** start Dataset records **
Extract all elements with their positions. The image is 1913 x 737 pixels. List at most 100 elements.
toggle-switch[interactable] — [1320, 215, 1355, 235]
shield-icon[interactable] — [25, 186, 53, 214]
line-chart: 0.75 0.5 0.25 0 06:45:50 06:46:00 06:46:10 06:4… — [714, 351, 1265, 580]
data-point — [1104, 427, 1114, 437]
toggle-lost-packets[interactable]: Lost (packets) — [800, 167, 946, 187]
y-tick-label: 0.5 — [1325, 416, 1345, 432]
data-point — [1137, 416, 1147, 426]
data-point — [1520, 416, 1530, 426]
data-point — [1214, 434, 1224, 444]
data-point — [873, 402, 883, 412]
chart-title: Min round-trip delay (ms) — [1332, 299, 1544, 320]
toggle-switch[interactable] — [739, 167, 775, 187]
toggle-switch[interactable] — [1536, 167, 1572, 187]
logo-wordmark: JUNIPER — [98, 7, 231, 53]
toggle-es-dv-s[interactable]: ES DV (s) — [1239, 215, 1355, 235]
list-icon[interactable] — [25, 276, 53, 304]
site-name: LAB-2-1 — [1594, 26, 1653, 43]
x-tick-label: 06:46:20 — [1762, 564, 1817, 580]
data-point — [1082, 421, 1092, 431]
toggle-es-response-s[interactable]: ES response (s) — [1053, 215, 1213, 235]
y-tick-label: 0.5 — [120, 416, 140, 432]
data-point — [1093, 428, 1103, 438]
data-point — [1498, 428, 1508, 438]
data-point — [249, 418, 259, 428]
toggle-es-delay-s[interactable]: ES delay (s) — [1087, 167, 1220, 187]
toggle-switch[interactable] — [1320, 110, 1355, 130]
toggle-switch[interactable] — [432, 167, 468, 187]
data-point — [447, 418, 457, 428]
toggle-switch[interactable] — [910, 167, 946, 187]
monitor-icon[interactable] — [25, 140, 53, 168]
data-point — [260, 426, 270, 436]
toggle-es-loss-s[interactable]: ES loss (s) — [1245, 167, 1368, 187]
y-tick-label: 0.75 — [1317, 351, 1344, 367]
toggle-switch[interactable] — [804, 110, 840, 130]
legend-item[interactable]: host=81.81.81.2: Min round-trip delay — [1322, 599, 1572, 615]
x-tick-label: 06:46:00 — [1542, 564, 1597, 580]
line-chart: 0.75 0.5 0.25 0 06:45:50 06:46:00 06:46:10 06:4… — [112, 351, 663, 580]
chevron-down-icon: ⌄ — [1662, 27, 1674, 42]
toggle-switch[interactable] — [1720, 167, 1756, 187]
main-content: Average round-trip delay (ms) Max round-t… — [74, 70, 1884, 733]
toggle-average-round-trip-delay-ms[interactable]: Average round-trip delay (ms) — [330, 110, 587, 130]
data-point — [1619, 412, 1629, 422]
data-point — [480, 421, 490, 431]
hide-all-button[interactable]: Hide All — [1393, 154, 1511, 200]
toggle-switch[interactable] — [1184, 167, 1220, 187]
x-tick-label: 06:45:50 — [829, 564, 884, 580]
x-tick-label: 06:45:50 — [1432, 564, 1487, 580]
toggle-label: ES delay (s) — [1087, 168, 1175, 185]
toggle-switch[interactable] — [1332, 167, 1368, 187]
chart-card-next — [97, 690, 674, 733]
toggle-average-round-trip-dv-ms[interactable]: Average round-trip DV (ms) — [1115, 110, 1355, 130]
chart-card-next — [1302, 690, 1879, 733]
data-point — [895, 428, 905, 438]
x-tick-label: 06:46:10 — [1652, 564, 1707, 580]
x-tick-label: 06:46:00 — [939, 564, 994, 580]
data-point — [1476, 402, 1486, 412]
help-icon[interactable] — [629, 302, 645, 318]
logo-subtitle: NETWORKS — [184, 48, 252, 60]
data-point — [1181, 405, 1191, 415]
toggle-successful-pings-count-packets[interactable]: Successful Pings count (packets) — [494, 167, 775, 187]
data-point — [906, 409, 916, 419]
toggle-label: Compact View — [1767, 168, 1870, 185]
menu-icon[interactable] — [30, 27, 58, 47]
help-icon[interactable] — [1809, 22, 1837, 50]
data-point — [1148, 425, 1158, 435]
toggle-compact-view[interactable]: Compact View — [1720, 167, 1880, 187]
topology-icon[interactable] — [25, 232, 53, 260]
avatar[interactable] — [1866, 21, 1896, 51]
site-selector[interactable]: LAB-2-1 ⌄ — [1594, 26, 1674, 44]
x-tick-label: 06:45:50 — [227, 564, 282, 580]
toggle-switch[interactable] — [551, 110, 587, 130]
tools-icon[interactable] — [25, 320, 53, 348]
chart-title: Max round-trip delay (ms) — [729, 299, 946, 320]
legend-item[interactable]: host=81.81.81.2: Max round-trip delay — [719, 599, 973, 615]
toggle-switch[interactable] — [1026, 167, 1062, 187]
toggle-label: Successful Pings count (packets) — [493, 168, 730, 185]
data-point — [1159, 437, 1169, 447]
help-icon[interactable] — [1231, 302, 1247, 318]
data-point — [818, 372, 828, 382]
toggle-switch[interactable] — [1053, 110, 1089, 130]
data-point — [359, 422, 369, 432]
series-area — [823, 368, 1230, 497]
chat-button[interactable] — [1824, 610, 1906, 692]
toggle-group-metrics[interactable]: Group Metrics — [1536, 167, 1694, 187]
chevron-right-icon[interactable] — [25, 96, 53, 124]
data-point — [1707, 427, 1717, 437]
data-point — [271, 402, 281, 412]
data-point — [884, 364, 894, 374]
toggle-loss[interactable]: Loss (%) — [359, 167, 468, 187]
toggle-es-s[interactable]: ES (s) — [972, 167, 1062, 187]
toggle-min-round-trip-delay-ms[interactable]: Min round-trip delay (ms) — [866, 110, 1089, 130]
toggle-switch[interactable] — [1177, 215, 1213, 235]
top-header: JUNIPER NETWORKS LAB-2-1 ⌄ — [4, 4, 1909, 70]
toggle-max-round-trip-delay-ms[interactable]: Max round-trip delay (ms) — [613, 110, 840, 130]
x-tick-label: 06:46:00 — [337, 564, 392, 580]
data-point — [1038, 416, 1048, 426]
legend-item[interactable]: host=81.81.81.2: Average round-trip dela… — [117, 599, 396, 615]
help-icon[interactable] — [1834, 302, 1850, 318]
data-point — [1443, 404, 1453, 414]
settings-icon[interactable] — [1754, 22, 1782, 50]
** end Dataset records **
_Required work_
Rewrite all the records above, replacing every "data-point" with "plot-marker" and leaving everything else unchanged.

_Worked answer_
Extract all elements with their positions. The image is 1913 x 737 pixels. List at most 100 elements.
toggle-switch[interactable] — [1320, 215, 1355, 235]
shield-icon[interactable] — [25, 186, 53, 214]
line-chart: 0.75 0.5 0.25 0 06:45:50 06:46:00 06:46:10 06:4… — [714, 351, 1265, 580]
plot-marker — [1104, 427, 1114, 437]
toggle-lost-packets[interactable]: Lost (packets) — [800, 167, 946, 187]
y-tick-label: 0.5 — [1325, 416, 1345, 432]
plot-marker — [1137, 416, 1147, 426]
plot-marker — [1520, 416, 1530, 426]
plot-marker — [1214, 434, 1224, 444]
plot-marker — [873, 402, 883, 412]
chart-title: Min round-trip delay (ms) — [1332, 299, 1544, 320]
toggle-switch[interactable] — [739, 167, 775, 187]
toggle-switch[interactable] — [1536, 167, 1572, 187]
logo-wordmark: JUNIPER — [98, 7, 231, 53]
toggle-es-dv-s[interactable]: ES DV (s) — [1239, 215, 1355, 235]
list-icon[interactable] — [25, 276, 53, 304]
site-name: LAB-2-1 — [1594, 26, 1653, 43]
x-tick-label: 06:46:20 — [1762, 564, 1817, 580]
plot-marker — [1082, 421, 1092, 431]
toggle-es-response-s[interactable]: ES response (s) — [1053, 215, 1213, 235]
y-tick-label: 0.5 — [120, 416, 140, 432]
plot-marker — [1093, 428, 1103, 438]
plot-marker — [1498, 428, 1508, 438]
plot-marker — [249, 418, 259, 428]
toggle-es-delay-s[interactable]: ES delay (s) — [1087, 167, 1220, 187]
toggle-switch[interactable] — [1320, 110, 1355, 130]
toggle-switch[interactable] — [432, 167, 468, 187]
plot-marker — [447, 418, 457, 428]
toggle-switch[interactable] — [910, 167, 946, 187]
monitor-icon[interactable] — [25, 140, 53, 168]
plot-marker — [260, 426, 270, 436]
toggle-es-loss-s[interactable]: ES loss (s) — [1245, 167, 1368, 187]
y-tick-label: 0.75 — [1317, 351, 1344, 367]
toggle-switch[interactable] — [804, 110, 840, 130]
legend-item[interactable]: host=81.81.81.2: Min round-trip delay — [1322, 599, 1572, 615]
x-tick-label: 06:46:00 — [1542, 564, 1597, 580]
line-chart: 0.75 0.5 0.25 0 06:45:50 06:46:00 06:46:10 06:4… — [112, 351, 663, 580]
chevron-down-icon: ⌄ — [1662, 27, 1674, 42]
toggle-switch[interactable] — [1720, 167, 1756, 187]
main-content: Average round-trip delay (ms) Max round-t… — [74, 70, 1884, 733]
toggle-average-round-trip-delay-ms[interactable]: Average round-trip delay (ms) — [330, 110, 587, 130]
plot-marker — [1619, 412, 1629, 422]
plot-marker — [480, 421, 490, 431]
hide-all-button[interactable]: Hide All — [1393, 154, 1511, 200]
toggle-switch[interactable] — [1184, 167, 1220, 187]
x-tick-label: 06:45:50 — [829, 564, 884, 580]
x-tick-label: 06:45:50 — [1432, 564, 1487, 580]
toggle-label: ES delay (s) — [1087, 168, 1175, 185]
toggle-switch[interactable] — [1332, 167, 1368, 187]
chart-card-next — [97, 690, 674, 733]
toggle-average-round-trip-dv-ms[interactable]: Average round-trip DV (ms) — [1115, 110, 1355, 130]
chart-card-next — [1302, 690, 1879, 733]
plot-marker — [895, 428, 905, 438]
x-tick-label: 06:46:10 — [1652, 564, 1707, 580]
x-tick-label: 06:46:00 — [939, 564, 994, 580]
plot-marker — [1476, 402, 1486, 412]
help-icon[interactable] — [629, 302, 645, 318]
logo-subtitle: NETWORKS — [184, 48, 252, 60]
plot-marker — [1181, 405, 1191, 415]
toggle-successful-pings-count-packets[interactable]: Successful Pings count (packets) — [494, 167, 775, 187]
plot-marker — [906, 409, 916, 419]
toggle-label: Compact View — [1767, 168, 1870, 185]
menu-icon[interactable] — [30, 27, 58, 47]
help-icon[interactable] — [1809, 22, 1837, 50]
plot-marker — [1148, 425, 1158, 435]
toggle-compact-view[interactable]: Compact View — [1720, 167, 1880, 187]
topology-icon[interactable] — [25, 232, 53, 260]
avatar[interactable] — [1866, 21, 1896, 51]
site-selector[interactable]: LAB-2-1 ⌄ — [1594, 26, 1674, 44]
x-tick-label: 06:45:50 — [227, 564, 282, 580]
toggle-switch[interactable] — [551, 110, 587, 130]
tools-icon[interactable] — [25, 320, 53, 348]
chart-title: Max round-trip delay (ms) — [729, 299, 946, 320]
legend-item[interactable]: host=81.81.81.2: Max round-trip delay — [719, 599, 973, 615]
toggle-switch[interactable] — [1026, 167, 1062, 187]
toggle-label: Successful Pings count (packets) — [493, 168, 730, 185]
plot-marker — [1159, 437, 1169, 447]
help-icon[interactable] — [1231, 302, 1247, 318]
plot-marker — [818, 372, 828, 382]
toggle-switch[interactable] — [1053, 110, 1089, 130]
plot-marker — [359, 422, 369, 432]
series-area — [823, 368, 1230, 497]
chat-button[interactable] — [1824, 610, 1906, 692]
toggle-group-metrics[interactable]: Group Metrics — [1536, 167, 1694, 187]
chevron-right-icon[interactable] — [25, 96, 53, 124]
plot-marker — [1707, 427, 1717, 437]
plot-marker — [271, 402, 281, 412]
plot-marker — [884, 364, 894, 374]
toggle-loss[interactable]: Loss (%) — [359, 167, 468, 187]
toggle-es-s[interactable]: ES (s) — [972, 167, 1062, 187]
toggle-min-round-trip-delay-ms[interactable]: Min round-trip delay (ms) — [866, 110, 1089, 130]
toggle-switch[interactable] — [1177, 215, 1213, 235]
top-header: JUNIPER NETWORKS LAB-2-1 ⌄ — [4, 4, 1909, 70]
toggle-max-round-trip-delay-ms[interactable]: Max round-trip delay (ms) — [613, 110, 840, 130]
x-tick-label: 06:46:00 — [337, 564, 392, 580]
plot-marker — [1038, 416, 1048, 426]
legend-item[interactable]: host=81.81.81.2: Average round-trip dela… — [117, 599, 396, 615]
help-icon[interactable] — [1834, 302, 1850, 318]
plot-marker — [1443, 404, 1453, 414]
settings-icon[interactable] — [1754, 22, 1782, 50]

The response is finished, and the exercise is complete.